▶ **演習課題**
1. 弾性表面波素子の実装に関する文章では、特開昭63-299146号公報の第3図従来技術において内壁の角部に形成される凹状部が、括弧内でどのように表記されていますか。
2. 弾性表面波素子の実装に関する文章から、「しかしながら、通常、弾性表面」を含む語句で始まり「になし得ることと認められる。」で終わる部分を、一字一句違えずに引用してください。
3. 弾性表面波素子の実装に関する文章の最後の文に続けて、その先を書き進めてください。

▶ **文書の一節**
======
しかしながら、通常、弾性表面波素子のパッケージへの実装時、その位置決めを良好になすことは当業者の技術常識であり、この位置決めを良好になすことに関し、上記引用例2には、方形状の底板と、該底板の周縁部に沿って配設される側壁の内壁とにより形成され、方形状の電子部品の素子が挿入される空間部を備える電子部品において、「前記素子を前記空間部に挿入した際に、前記素子の角部を前記内壁の角部から離間させ、かつ、前記素子の外側面と前記内壁との間隙を小さくするような凸状部分を前記内壁の中央部に前記側壁の外方に突出するように形成する」こと、即ち、凸状部分(凸条7)に対して凹状部を形成することとなる部分を、前記内壁の角部に前記側壁の内方に開口するように形成することで、位置決めを行う技術的事項が記載されており、従来より周知の技術的事項(他に位置決め凸条と凹状部を形成することは、例えば、実願平2-92320号(実開平4-50920号)のマイクロフイルム[凸条8]、特開平4-97610号公報[突起16]参照)であり、さらに、角部に凹状部を設ける具体的構造も当業者の技術常識(例えば、方形状の底板(ベースメタル1)と、該底板の周縁部に沿って配設される側壁(ボトムセラミック6)の内壁とにより形成され、方形状の電子部品の素子(半導体素子)が挿入される空間部を備える電子部品のパッケージ(半導体装置用容器)において、前記内壁の角部に前記側壁の内方に開口する凹状部(丸穴8)を形成する特開昭63-299146号公報の第3図従来技術、参照)であるから、上記引用例1においても、上記引用例2に記載された技術的事項及び周知の技術的事項を参酌して本願発明のように構成することは当業者が容易になし得ることと認められる。
======
▶ **データ抜粋**
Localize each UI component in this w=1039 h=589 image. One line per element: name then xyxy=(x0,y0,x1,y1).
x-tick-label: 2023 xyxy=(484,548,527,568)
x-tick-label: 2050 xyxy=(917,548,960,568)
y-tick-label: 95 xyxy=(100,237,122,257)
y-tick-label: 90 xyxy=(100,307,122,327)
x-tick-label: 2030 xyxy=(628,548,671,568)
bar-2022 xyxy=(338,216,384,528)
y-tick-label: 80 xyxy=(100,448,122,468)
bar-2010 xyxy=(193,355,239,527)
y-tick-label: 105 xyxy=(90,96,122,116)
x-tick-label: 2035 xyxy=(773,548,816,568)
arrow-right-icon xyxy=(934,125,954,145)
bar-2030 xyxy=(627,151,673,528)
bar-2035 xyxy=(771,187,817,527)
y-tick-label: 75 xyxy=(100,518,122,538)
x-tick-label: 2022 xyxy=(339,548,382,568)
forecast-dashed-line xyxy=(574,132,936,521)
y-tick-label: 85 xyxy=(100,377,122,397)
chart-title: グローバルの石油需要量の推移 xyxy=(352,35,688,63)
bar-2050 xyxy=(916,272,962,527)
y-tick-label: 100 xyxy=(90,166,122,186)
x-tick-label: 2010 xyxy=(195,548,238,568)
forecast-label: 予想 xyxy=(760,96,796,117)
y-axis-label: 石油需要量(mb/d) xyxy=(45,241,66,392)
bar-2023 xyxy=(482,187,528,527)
======
▶ **演習の解答**
1. 丸穴8

2.
しかしながら、通常、弾性表面波素子のパッケージへの実装時、その位置決めを良好になすことは当業者の技術常識であり、この位置決めを良好になすことに関し、上記引用例2には、方形状の底板と、該底板の周縁部に沿って配設される側壁の内壁とにより形成され、方形状の電子部品の素子が挿入される空間部を備える電子部品において、「前記素子を前記空間部に挿入した際に、前記素子の角部を前記内壁の角部から離間させ、かつ、前記素子の外側面と前記内壁との間隙を小さくするような凸状部分を前記内壁の中央部に前記側壁の外方に突出するように形成する」こと、即ち、凸状部分(凸条7)に対して凹状部を形成することとなる部分を、前記内壁の角部に前記側壁の内方に開口するように形成することで、位置決めを行う技術的事項が記載されており、従来より周知の技術的事項(他に位置決め凸条と凹状部を形成することは、例えば、実願平2-92320号(実開平4-50920号)のマイクロフイルム[凸条8]、特開平4-97610号公報[突起16]参照)であり、さらに、角部に凹状部を設ける具体的構造も当業者の技術常識(例えば、方形状の底板(ベースメタル1)と、該底板の周縁部に沿って配設される側壁(ボトムセラミック6)の内壁とにより形成され、方形状の電子部品の素子(半導体素子)が挿入される空間部を備える電子部品のパッケージ(半導体装置用容器)において、前記内壁の角部に前記側壁の内方に開口する凹状部(丸穴8)を形成する特開昭63-299146号公報の第3図従来技術、参照)であるから、上記引用例1においても、上記引用例2に記載された技術的事項及び周知の技術的事項を参酌して本願発明のように構成することは当業者が容易になし得ることと認められる。

3.
また、本願発明により奏する作用効果も、当業者が予測し得る程度のものであって格別のものとは認められない。

【4】むすび
以上のとおりであって、本願の請求項1に係る発明は、上記引用例1乃至2に記載された発明及び周知の技術的事項に基づいて当業者が容易に発明をすることができたものと認められるので、特許法第29条第2項の規定により特許を受けることができない。
よって、結論のとおり審決する。
 
審理終結日 2003-10-17 
結審通知日 2003-10-28 
審決日 2003-11-12 
出願番号 特願平4-135271
審決分類 P 1 8・ 121- Z (H03H)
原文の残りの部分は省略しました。